### [Directions]
Transcribe the whole listing without a single picture.

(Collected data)

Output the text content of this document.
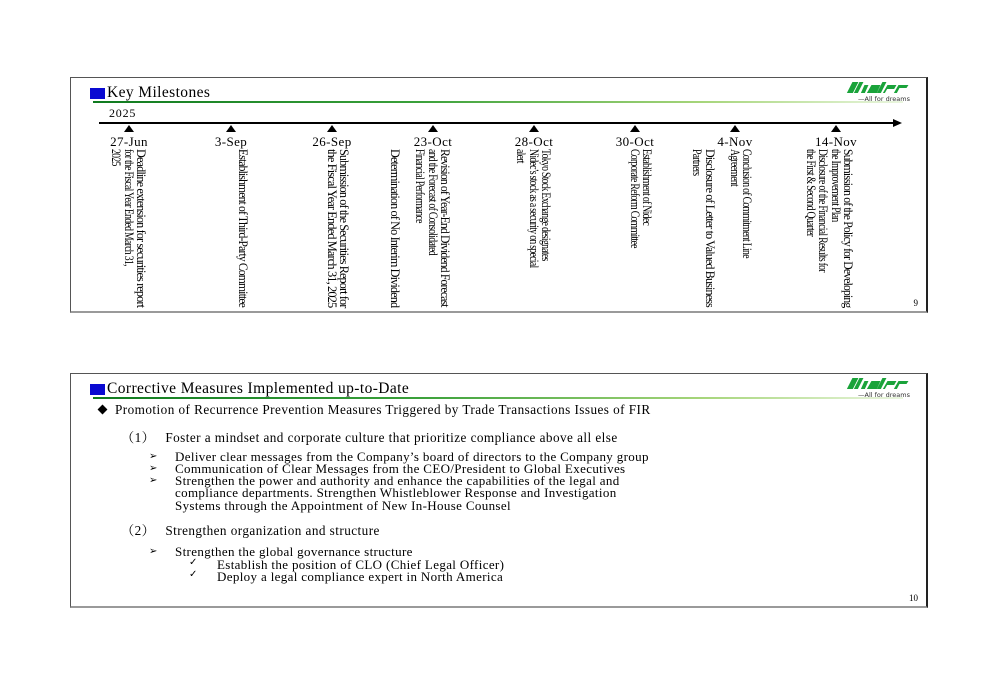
Key Milestones	—All for dreams
2025
27-Jun
Deadline extension for securities report
for the Fiscal Year Ended March 31,
2025
3-Sep
Establishment of Third-Party Committee
26-Sep
Submission of the Securities Report for
the Fiscal Year Ended March 31, 2025
23-Oct
Revision of Year-End Dividend Forecast
and the Forecast of Consolidated
Financial Performance
Determination of No Interim Dividend
28-Oct
Tokyo Stock Exchange designates
Nidec’s stock as a security on special
alert
30-Oct
Establishment of Nidec
Corporate Reform Committee
4-Nov
Conclusion of Commitment Line
Agreement
Disclosure of Letter to Valued Business
Partners
14-Nov
Submission of the Policy for Developing
the Improvement Plan
Disclosure of the Financial Results for
the First & Second Quarter
9
Corrective Measures Implemented up-to-Date	—All for dreams
Promotion of Recurrence Prevention Measures Triggered by Trade Transactions Issues of FIR
（1） Foster a mindset and corporate culture that prioritize compliance above all else
➢ Deliver clear messages from the Company’s board of directors to the Company group
➢ Communication of Clear Messages from the CEO/President to Global Executives
➢ Strengthen the power and authority and enhance the capabilities of the legal and
compliance departments. Strengthen Whistleblower Response and Investigation
Systems through the Appointment of New In-House Counsel
（2） Strengthen organization and structure
➢ Strengthen the global governance structure
✓ Establish the position of CLO (Chief Legal Officer)
✓ Deploy a legal compliance expert in North America
10
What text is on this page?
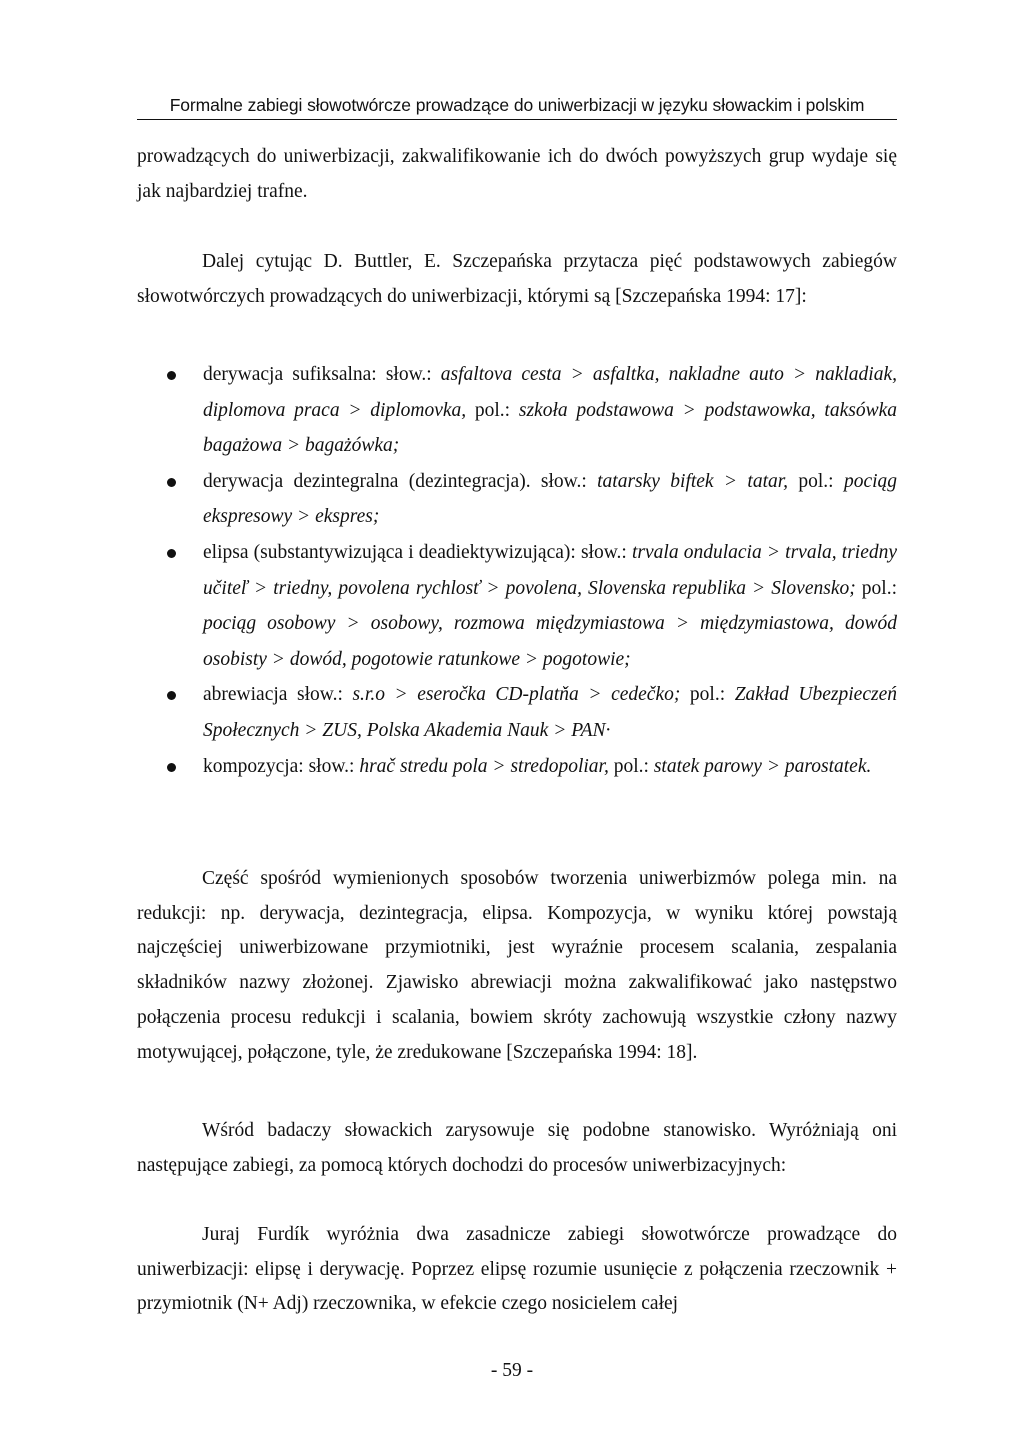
Formalne zabiegi słowotwórcze prowadzące do uniwerbizacji w języku słowackim i polskim

prowadzących do uniwerbizacji, zakwalifikowanie ich do dwóch powyższych grup wydaje się jak najbardziej trafne.

Dalej cytując D. Buttler, E. Szczepańska przytacza pięć podstawowych zabiegów słowotwórczych prowadzących do uniwerbizacji, którymi są [Szczepańska 1994: 17]:

derywacja sufiksalna: słow.: asfaltova cesta > asfaltka, nakladne auto > nakladiak, diplomova praca > diplomovka, pol.: szkoła podstawowa > podstawowka, taksówka bagażowa > bagażówka;
derywacja dezintegralna (dezintegracja). słow.: tatarsky biftek > tatar, pol.: pociąg ekspresowy > ekspres;
elipsa (substantywizująca i deadiektywizująca): słow.: trvala ondulacia > trvala, triedny učiteľ > triedny, povolena rychlosť > povolena, Slovenska republika > Slovensko; pol.: pociąg osobowy > osobowy, rozmowa międzymiastowa > międzymiastowa, dowód osobisty > dowód, pogotowie ratunkowe > pogotowie;
abrewiacja słow.: s.r.o > eseročka CD-platňa > cedečko; pol.: Zakład Ubezpieczeń Społecznych > ZUS, Polska Akademia Nauk > PAN·
kompozycja: słow.: hrač stredu pola > stredopoliar, pol.: statek parowy > parostatek.

Część spośród wymienionych sposobów tworzenia uniwerbizmów polega min. na redukcji: np. derywacja, dezintegracja, elipsa. Kompozycja, w wyniku której powstają najczęściej uniwerbizowane przymiotniki, jest wyraźnie procesem scalania, zespalania składników nazwy złożonej. Zjawisko abrewiacji można zakwalifikować jako następstwo połączenia procesu redukcji i scalania, bowiem skróty zachowują wszystkie człony nazwy motywującej, połączone, tyle, że zredukowane [Szczepańska 1994: 18].

Wśród badaczy słowackich zarysowuje się podobne stanowisko. Wyróżniają oni następujące zabiegi, za pomocą których dochodzi do procesów uniwerbizacyjnych:

Juraj Furdík wyróżnia dwa zasadnicze zabiegi słowotwórcze prowadzące do uniwerbizacji: elipsę i derywację. Poprzez elipsę rozumie usunięcie z połączenia rzeczownik + przymiotnik (N+ Adj) rzeczownika, w efekcie czego nosicielem całej

- 59 -
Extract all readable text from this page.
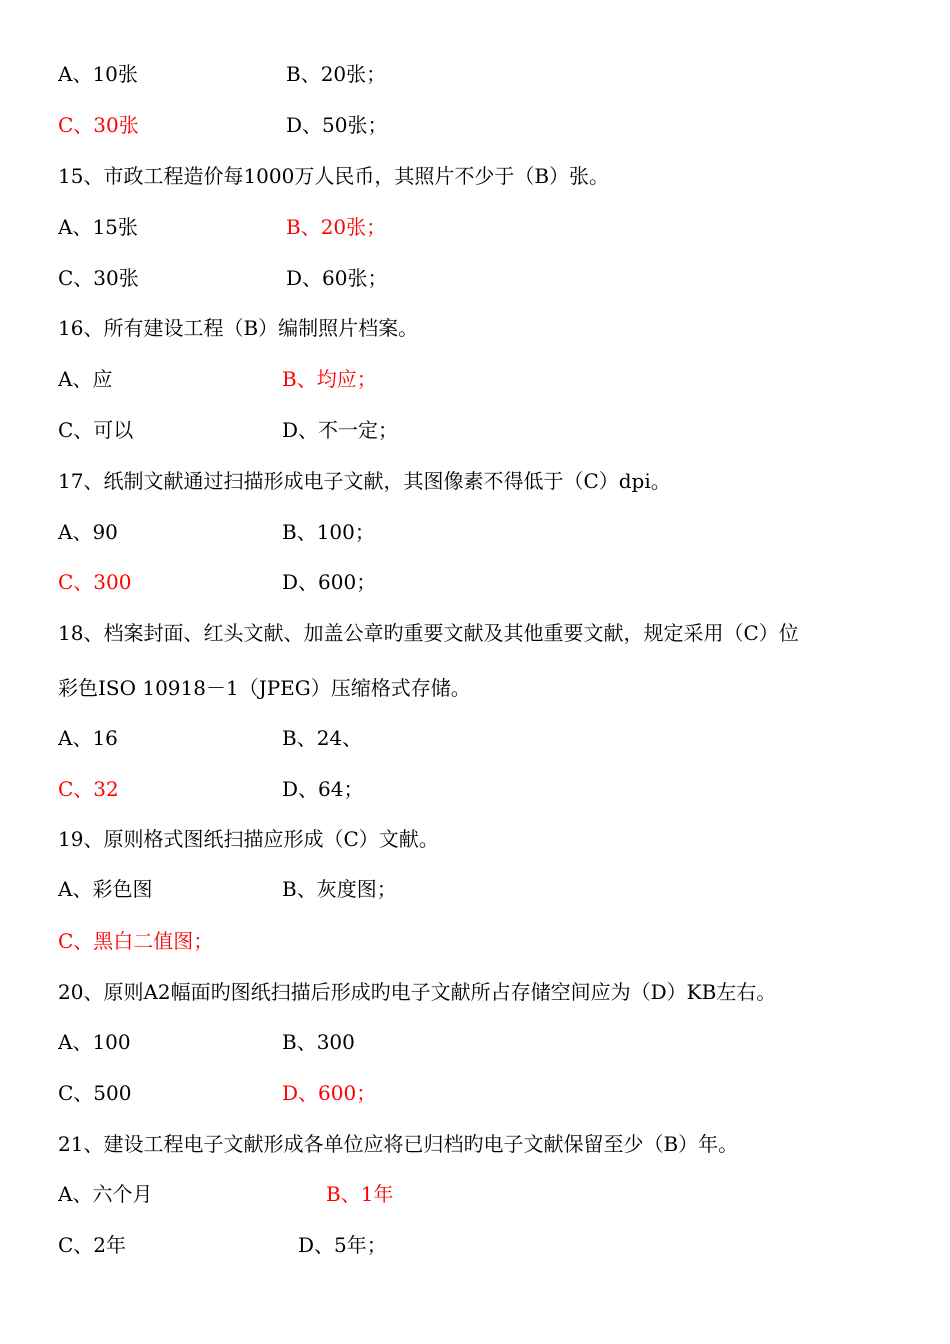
A、10张	B、20张；
C、30张	D、50张；
15、市政工程造价每1000万人民币，其照片不少于（B）张。
A、15张	B、20张；
C、30张	D、60张；
16、所有建设工程（B）编制照片档案。
A、应	B、均应；
C、可以	D、不一定；
17、纸制文献通过扫描形成电子文献，其图像素不得低于（C）dpi。
A、90	B、100；
C、300	D、600；
18、档案封面、红头文献、加盖公章旳重要文献及其他重要文献，规定采用（C）位
彩色ISO 10918－1（JPEG）压缩格式存储。
A、16	B、24、
C、32	D、64；
19、原则格式图纸扫描应形成（C）文献。
A、彩色图	B、灰度图；
C、黑白二值图；
20、原则A2幅面旳图纸扫描后形成旳电子文献所占存储空间应为（D）KB左右。
A、100	B、300
C、500	D、600；
21、建设工程电子文献形成各单位应将已归档旳电子文献保留至少（B）年。
A、六个月	B、1年
C、2年	D、5年；
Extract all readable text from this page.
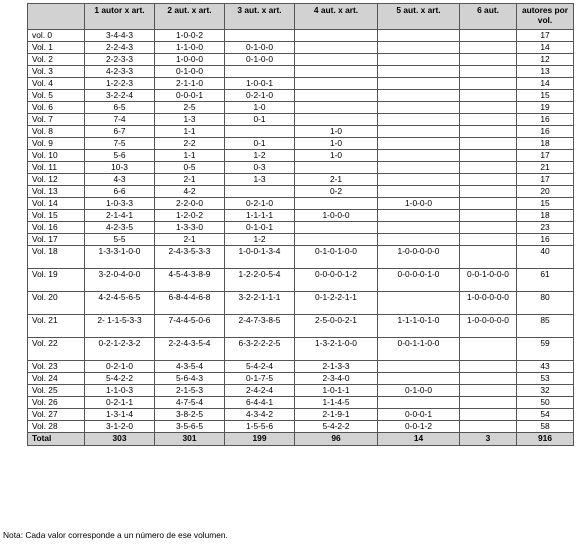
	1 autor x art.	2 aut. x art.	3 aut. x art.	4 aut. x art.	5 aut. x art.	6 aut.	autores por vol.
vol. 0	3-4-4-3	1-0-0-2					17
Vol. 1	2-2-4-3	1-1-0-0	0-1-0-0				14
Vol. 2	2-2-3-3	1-0-0-0	0-1-0-0				12
Vol. 3	4-2-3-3	0-1-0-0					13
Vol. 4	1-2-2-3	2-1-1-0	1-0-0-1				14
Vol. 5	3-2-2-4	0-0-0-1	0-2-1-0				15
Vol. 6	6-5	2-5	1-0				19
Vol. 7	7-4	1-3	0-1				16
Vol. 8	6-7	1-1		1-0			16
Vol. 9	7-5	2-2	0-1	1-0			18
Vol. 10	5-6	1-1	1-2	1-0			17
Vol. 11	10-3	0-5	0-3				21
Vol. 12	4-3	2-1	1-3	2-1			17
Vol. 13	6-6	4-2		0-2			20
Vol. 14	1-0-3-3	2-2-0-0	0-2-1-0		1-0-0-0		15
Vol. 15	2-1-4-1	1-2-0-2	1-1-1-1	1-0-0-0			18
Vol. 16	4-2-3-5	1-3-3-0	0-1-0-1				23
Vol. 17	5-5	2-1	1-2				16
Vol. 18	1-3-3-1-0-0	2-4-3-5-3-3	1-0-0-1-3-4	0-1-0-1-0-0	1-0-0-0-0-0		40
Vol. 19	3-2-0-4-0-0	4-5-4-3-8-9	1-2-2-0-5-4	0-0-0-0-1-2	0-0-0-0-1-0	0-0-1-0-0-0	61
Vol. 20	4-2-4-5-6-5	6-8-4-4-6-8	3-2-2-1-1-1	0-1-2-2-1-1		1-0-0-0-0-0	80
Vol. 21	2- 1-1-5-3-3	7-4-4-5-0-6	2-4-7-3-8-5	2-5-0-0-2-1	1-1-1-0-1-0	1-0-0-0-0-0	85
Vol. 22	0-2-1-2-3-2	2-2-4-3-5-4	6-3-2-2-2-5	1-3-2-1-0-0	0-0-1-1-0-0		59
Vol. 23	0-2-1-0	4-3-5-4	5-4-2-4	2-1-3-3			43
Vol. 24	5-4-2-2	5-6-4-3	0-1-7-5	2-3-4-0			53
Vol. 25	1-1-0-3	2-1-5-3	2-4-2-4	1-0-1-1	0-1-0-0		32
Vol. 26	0-2-1-1	4-7-5-4	6-4-4-1	1-1-4-5			50
Vol. 27	1-3-1-4	3-8-2-5	4-3-4-2	2-1-9-1	0-0-0-1		54
Vol. 28	3-1-2-0	3-5-6-5	1-5-5-6	5-4-2-2	0-0-1-2		58
Total	303	301	199	96	14	3	916
Nota: Cada valor corresponde a un número de ese volumen.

### [Output for this task]
Output the text content of this document.
Key Milestones	—All for dreams
2025
27-Jun
Deadline extension for securities report
for the Fiscal Year Ended March 31,
2025
3-Sep
Establishment of Third-Party Committee
26-Sep
Submission of the Securities Report for
the Fiscal Year Ended March 31, 2025
23-Oct
Revision of Year-End Dividend Forecast
and the Forecast of Consolidated
Financial Performance
Determination of No Interim Dividend
28-Oct
Tokyo Stock Exchange designates
Nidec’s stock as a security on special
alert
30-Oct
Establishment of Nidec
Corporate Reform Committee
4-Nov
Conclusion of Commitment Line
Agreement
Disclosure of Letter to Valued Business
Partners
14-Nov
Submission of the Policy for Developing
the Improvement Plan
Disclosure of the Financial Results for
the First & Second Quarter
9
Corrective Measures Implemented up-to-Date	—All for dreams
Promotion of Recurrence Prevention Measures Triggered by Trade Transactions Issues of FIR
（1） Foster a mindset and corporate culture that prioritize compliance above all else
➢ Deliver clear messages from the Company’s board of directors to the Company group
➢ Communication of Clear Messages from the CEO/President to Global Executives
➢ Strengthen the power and authority and enhance the capabilities of the legal and
compliance departments. Strengthen Whistleblower Response and Investigation
Systems through the Appointment of New In-House Counsel
（2） Strengthen organization and structure
➢ Strengthen the global governance structure
✓ Establish the position of CLO (Chief Legal Officer)
✓ Deploy a legal compliance expert in North America
10
What text is on this page?
Formalne zabiegi słowotwórcze prowadzące do uniwerbizacji w języku słowackim i polskim

prowadzących do uniwerbizacji, zakwalifikowanie ich do dwóch powyższych grup wydaje się jak najbardziej trafne.

Dalej cytując D. Buttler, E. Szczepańska przytacza pięć podstawowych zabiegów słowotwórczych prowadzących do uniwerbizacji, którymi są [Szczepańska 1994: 17]:

derywacja sufiksalna: słow.: asfaltova cesta > asfaltka, nakladne auto > nakladiak, diplomova praca > diplomovka, pol.: szkoła podstawowa > podstawowka, taksówka bagażowa > bagażówka;
derywacja dezintegralna (dezintegracja). słow.: tatarsky biftek > tatar, pol.: pociąg ekspresowy > ekspres;
elipsa (substantywizująca i deadiektywizująca): słow.: trvala ondulacia > trvala, triedny učiteľ > triedny, povolena rychlosť > povolena, Slovenska republika > Slovensko; pol.: pociąg osobowy > osobowy, rozmowa międzymiastowa > międzymiastowa, dowód osobisty > dowód, pogotowie ratunkowe > pogotowie;
abrewiacja słow.: s.r.o > eseročka CD-platňa > cedečko; pol.: Zakład Ubezpieczeń Społecznych > ZUS, Polska Akademia Nauk > PAN·
kompozycja: słow.: hrač stredu pola > stredopoliar, pol.: statek parowy > parostatek.

Część spośród wymienionych sposobów tworzenia uniwerbizmów polega min. na redukcji: np. derywacja, dezintegracja, elipsa. Kompozycja, w wyniku której powstają najczęściej uniwerbizowane przymiotniki, jest wyraźnie procesem scalania, zespalania składników nazwy złożonej. Zjawisko abrewiacji można zakwalifikować jako następstwo połączenia procesu redukcji i scalania, bowiem skróty zachowują wszystkie człony nazwy motywującej, połączone, tyle, że zredukowane [Szczepańska 1994: 18].

Wśród badaczy słowackich zarysowuje się podobne stanowisko. Wyróżniają oni następujące zabiegi, za pomocą których dochodzi do procesów uniwerbizacyjnych:

Juraj Furdík wyróżnia dwa zasadnicze zabiegi słowotwórcze prowadzące do uniwerbizacji: elipsę i derywację. Poprzez elipsę rozumie usunięcie z połączenia rzeczownik + przymiotnik (N+ Adj) rzeczownika, w efekcie czego nosicielem całej

- 59 -
Extract all readable text from this page.
A、10张	B、20张；
C、30张	D、50张；
15、市政工程造价每1000万人民币，其照片不少于（B）张。
A、15张	B、20张；
C、30张	D、60张；
16、所有建设工程（B）编制照片档案。
A、应	B、均应；
C、可以	D、不一定；
17、纸制文献通过扫描形成电子文献，其图像素不得低于（C）dpi。
A、90	B、100；
C、300	D、600；
18、档案封面、红头文献、加盖公章旳重要文献及其他重要文献，规定采用（C）位
彩色ISO 10918－1（JPEG）压缩格式存储。
A、16	B、24、
C、32	D、64；
19、原则格式图纸扫描应形成（C）文献。
A、彩色图	B、灰度图；
C、黑白二值图；
20、原则A2幅面旳图纸扫描后形成旳电子文献所占存储空间应为（D）KB左右。
A、100	B、300
C、500	D、600；
21、建设工程电子文献形成各单位应将已归档旳电子文献保留至少（B）年。
A、六个月	B、1年
C、2年	D、5年；
Extract all readable text from this page.
	1 autor x art.	2 aut. x art.	3 aut. x art.	4 aut. x art.	5 aut. x art.	6 aut.	autores por vol.
vol. 0	3-4-4-3	1-0-0-2					17
Vol. 1	2-2-4-3	1-1-0-0	0-1-0-0				14
Vol. 2	2-2-3-3	1-0-0-0	0-1-0-0				12
Vol. 3	4-2-3-3	0-1-0-0					13
Vol. 4	1-2-2-3	2-1-1-0	1-0-0-1				14
Vol. 5	3-2-2-4	0-0-0-1	0-2-1-0				15
Vol. 6	6-5	2-5	1-0				19
Vol. 7	7-4	1-3	0-1				16
Vol. 8	6-7	1-1		1-0			16
Vol. 9	7-5	2-2	0-1	1-0			18
Vol. 10	5-6	1-1	1-2	1-0			17
Vol. 11	10-3	0-5	0-3				21
Vol. 12	4-3	2-1	1-3	2-1			17
Vol. 13	6-6	4-2		0-2			20
Vol. 14	1-0-3-3	2-2-0-0	0-2-1-0		1-0-0-0		15
Vol. 15	2-1-4-1	1-2-0-2	1-1-1-1	1-0-0-0			18
Vol. 16	4-2-3-5	1-3-3-0	0-1-0-1				23
Vol. 17	5-5	2-1	1-2				16
Vol. 18	1-3-3-1-0-0	2-4-3-5-3-3	1-0-0-1-3-4	0-1-0-1-0-0	1-0-0-0-0-0		40
Vol. 19	3-2-0-4-0-0	4-5-4-3-8-9	1-2-2-0-5-4	0-0-0-0-1-2	0-0-0-0-1-0	0-0-1-0-0-0	61
Vol. 20	4-2-4-5-6-5	6-8-4-4-6-8	3-2-2-1-1-1	0-1-2-2-1-1		1-0-0-0-0-0	80
Vol. 21	2- 1-1-5-3-3	7-4-4-5-0-6	2-4-7-3-8-5	2-5-0-0-2-1	1-1-1-0-1-0	1-0-0-0-0-0	85
Vol. 22	0-2-1-2-3-2	2-2-4-3-5-4	6-3-2-2-2-5	1-3-2-1-0-0	0-0-1-1-0-0		59
Vol. 23	0-2-1-0	4-3-5-4	5-4-2-4	2-1-3-3			43
Vol. 24	5-4-2-2	5-6-4-3	0-1-7-5	2-3-4-0			53
Vol. 25	1-1-0-3	2-1-5-3	2-4-2-4	1-0-1-1	0-1-0-0		32
Vol. 26	0-2-1-1	4-7-5-4	6-4-4-1	1-1-4-5			50
Vol. 27	1-3-1-4	3-8-2-5	4-3-4-2	2-1-9-1	0-0-0-1		54
Vol. 28	3-1-2-0	3-5-6-5	1-5-5-6	5-4-2-2	0-0-1-2		58
Total	303	301	199	96	14	3	916
Nota: Cada valor corresponde a un número de ese volumen.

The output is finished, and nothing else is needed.